Extracted records:
= = =

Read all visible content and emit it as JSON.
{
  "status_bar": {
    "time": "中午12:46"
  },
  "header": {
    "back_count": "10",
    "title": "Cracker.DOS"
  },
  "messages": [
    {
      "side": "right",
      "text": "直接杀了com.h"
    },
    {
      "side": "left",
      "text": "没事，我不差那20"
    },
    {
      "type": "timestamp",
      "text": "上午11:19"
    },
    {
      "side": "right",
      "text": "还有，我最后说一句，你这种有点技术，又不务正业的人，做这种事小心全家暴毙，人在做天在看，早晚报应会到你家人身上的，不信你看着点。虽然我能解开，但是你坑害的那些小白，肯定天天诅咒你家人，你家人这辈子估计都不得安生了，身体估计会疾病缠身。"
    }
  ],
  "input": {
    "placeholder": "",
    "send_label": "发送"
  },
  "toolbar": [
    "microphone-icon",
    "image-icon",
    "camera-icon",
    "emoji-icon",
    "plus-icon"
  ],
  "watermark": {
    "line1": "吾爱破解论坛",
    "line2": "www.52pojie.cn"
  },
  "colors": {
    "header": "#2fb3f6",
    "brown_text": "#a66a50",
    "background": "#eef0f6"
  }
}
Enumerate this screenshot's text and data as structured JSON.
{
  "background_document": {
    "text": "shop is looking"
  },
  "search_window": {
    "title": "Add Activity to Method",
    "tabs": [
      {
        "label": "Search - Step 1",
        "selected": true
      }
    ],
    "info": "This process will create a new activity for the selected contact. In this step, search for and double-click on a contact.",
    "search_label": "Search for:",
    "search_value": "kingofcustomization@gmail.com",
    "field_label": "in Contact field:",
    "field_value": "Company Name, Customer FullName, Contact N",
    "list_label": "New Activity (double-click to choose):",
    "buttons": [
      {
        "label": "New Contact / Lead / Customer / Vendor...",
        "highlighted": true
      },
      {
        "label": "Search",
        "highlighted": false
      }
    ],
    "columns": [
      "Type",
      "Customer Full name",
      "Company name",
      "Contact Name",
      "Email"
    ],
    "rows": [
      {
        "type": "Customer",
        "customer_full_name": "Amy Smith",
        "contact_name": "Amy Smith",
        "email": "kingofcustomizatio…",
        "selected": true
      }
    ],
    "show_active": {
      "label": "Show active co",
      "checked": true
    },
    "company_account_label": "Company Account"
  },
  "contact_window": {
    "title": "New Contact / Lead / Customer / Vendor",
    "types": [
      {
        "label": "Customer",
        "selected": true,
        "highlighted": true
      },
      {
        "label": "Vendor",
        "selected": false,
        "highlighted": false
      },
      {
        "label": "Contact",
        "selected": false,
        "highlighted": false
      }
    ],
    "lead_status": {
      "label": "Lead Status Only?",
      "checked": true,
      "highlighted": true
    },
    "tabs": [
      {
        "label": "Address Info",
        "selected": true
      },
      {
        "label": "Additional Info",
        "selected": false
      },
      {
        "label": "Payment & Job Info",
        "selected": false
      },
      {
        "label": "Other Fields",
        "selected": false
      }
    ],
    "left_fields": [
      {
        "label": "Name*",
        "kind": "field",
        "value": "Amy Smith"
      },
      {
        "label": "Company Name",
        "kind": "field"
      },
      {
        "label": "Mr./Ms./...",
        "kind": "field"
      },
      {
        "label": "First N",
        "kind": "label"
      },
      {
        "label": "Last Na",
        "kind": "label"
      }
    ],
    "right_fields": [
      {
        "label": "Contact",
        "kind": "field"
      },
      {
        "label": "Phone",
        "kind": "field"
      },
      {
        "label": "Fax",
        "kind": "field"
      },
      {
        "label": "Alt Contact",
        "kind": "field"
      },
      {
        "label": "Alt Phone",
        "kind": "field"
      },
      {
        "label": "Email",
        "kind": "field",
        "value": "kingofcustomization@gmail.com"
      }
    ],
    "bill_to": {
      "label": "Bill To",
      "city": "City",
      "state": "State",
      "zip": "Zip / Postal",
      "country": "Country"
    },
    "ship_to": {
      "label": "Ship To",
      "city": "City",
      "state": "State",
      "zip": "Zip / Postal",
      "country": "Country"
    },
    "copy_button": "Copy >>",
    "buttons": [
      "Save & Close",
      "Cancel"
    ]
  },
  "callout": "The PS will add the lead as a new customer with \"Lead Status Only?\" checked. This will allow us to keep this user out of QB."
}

= = =

Your goal
Look through the data and show every line containing "JSON".

Written solution
Read all visible content and emit it as JSON.
Enumerate this screenshot's text and data as structured JSON.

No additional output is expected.